§ **YOUR INSTRUCTIONS**
Pick out each line below that contains the word "elements" and copy those lines.
○ ○ ○ ○ ○ ○ ○
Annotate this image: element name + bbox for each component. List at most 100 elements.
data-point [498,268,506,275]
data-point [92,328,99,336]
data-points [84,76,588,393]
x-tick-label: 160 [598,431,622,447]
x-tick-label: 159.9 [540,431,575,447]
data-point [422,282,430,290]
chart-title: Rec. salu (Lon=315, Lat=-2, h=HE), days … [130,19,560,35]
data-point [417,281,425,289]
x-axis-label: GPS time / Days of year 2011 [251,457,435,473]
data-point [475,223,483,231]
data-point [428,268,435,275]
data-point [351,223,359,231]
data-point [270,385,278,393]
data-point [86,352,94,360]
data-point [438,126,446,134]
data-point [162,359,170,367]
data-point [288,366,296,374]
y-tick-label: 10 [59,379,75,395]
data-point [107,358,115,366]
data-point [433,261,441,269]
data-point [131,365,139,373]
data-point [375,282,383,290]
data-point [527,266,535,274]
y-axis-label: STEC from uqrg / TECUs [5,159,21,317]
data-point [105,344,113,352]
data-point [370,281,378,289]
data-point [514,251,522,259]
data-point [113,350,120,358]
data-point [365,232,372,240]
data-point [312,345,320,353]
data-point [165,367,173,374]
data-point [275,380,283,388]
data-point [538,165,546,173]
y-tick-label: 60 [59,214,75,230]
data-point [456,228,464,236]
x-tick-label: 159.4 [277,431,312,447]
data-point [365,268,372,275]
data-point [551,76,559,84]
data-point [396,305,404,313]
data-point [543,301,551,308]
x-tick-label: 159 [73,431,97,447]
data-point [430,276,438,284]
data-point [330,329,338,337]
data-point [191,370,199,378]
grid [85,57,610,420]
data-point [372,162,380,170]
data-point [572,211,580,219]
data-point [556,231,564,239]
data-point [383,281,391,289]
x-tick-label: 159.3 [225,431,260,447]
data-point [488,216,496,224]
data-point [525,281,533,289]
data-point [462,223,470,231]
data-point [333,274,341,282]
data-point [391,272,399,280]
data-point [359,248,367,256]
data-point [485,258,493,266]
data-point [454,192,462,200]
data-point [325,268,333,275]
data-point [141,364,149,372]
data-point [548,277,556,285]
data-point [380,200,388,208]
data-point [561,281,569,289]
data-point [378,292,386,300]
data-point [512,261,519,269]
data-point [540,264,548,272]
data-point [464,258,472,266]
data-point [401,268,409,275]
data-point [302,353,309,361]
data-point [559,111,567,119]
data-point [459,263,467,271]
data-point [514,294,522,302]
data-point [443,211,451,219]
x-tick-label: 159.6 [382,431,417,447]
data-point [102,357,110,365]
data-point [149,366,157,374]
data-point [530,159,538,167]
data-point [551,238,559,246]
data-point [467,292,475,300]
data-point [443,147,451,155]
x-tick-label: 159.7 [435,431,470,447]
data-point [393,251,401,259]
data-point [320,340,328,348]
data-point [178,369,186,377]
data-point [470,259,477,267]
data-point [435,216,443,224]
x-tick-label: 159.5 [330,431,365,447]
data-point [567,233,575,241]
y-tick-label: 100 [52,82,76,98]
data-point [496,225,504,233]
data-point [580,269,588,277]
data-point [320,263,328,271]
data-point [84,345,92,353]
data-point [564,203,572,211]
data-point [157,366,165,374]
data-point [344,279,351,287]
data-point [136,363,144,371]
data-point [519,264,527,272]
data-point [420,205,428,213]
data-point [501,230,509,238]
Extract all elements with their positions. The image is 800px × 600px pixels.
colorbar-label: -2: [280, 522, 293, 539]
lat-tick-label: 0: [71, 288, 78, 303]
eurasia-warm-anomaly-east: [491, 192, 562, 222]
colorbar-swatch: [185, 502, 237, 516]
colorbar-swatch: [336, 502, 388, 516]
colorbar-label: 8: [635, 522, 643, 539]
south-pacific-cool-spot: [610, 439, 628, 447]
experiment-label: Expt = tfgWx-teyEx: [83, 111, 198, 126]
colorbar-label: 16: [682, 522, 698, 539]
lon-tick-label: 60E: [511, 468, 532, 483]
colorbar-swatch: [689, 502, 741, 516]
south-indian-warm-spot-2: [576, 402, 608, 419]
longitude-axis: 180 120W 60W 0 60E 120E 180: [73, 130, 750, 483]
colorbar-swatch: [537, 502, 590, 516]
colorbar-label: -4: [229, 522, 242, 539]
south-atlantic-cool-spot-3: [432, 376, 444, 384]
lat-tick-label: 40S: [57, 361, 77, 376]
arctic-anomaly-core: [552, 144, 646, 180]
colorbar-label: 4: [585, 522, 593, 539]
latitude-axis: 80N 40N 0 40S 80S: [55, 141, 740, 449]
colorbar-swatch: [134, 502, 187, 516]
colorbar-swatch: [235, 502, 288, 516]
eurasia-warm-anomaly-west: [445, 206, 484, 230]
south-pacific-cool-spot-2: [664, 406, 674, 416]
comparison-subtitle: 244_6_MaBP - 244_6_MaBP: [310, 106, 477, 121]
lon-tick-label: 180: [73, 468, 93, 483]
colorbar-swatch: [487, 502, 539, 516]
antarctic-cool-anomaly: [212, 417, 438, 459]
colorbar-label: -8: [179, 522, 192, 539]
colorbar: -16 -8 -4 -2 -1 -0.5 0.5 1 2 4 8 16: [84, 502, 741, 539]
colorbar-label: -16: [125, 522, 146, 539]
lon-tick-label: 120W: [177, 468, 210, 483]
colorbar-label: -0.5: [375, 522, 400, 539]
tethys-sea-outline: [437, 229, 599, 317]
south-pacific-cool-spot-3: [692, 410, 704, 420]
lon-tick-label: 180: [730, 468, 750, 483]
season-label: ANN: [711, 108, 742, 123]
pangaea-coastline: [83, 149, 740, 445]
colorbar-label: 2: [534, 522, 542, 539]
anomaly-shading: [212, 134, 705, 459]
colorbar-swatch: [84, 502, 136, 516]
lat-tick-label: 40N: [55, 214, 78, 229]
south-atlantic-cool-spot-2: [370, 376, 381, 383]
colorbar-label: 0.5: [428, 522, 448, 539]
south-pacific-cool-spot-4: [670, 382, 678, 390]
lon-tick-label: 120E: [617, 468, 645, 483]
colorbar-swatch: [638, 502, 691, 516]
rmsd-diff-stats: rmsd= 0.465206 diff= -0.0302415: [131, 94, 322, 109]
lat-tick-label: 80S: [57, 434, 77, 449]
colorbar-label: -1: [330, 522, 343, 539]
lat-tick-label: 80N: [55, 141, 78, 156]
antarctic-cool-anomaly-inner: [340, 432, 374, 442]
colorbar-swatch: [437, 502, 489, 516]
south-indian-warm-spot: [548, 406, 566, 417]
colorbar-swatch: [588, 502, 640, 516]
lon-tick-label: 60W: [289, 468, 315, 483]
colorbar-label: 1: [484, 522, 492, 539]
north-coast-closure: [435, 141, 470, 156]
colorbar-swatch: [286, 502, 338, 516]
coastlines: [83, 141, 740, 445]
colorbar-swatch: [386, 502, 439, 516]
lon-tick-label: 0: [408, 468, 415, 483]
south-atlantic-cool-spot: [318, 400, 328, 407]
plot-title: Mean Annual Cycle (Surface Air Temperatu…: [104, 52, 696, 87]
○ ○ ○ ○ ○ ○ ○
§ **FULL SOLUTION**
Annotate this image: element name + bbox for each component. List at most 100 elements.
Extract all elements with their positions. The image is 800px × 600px pixels.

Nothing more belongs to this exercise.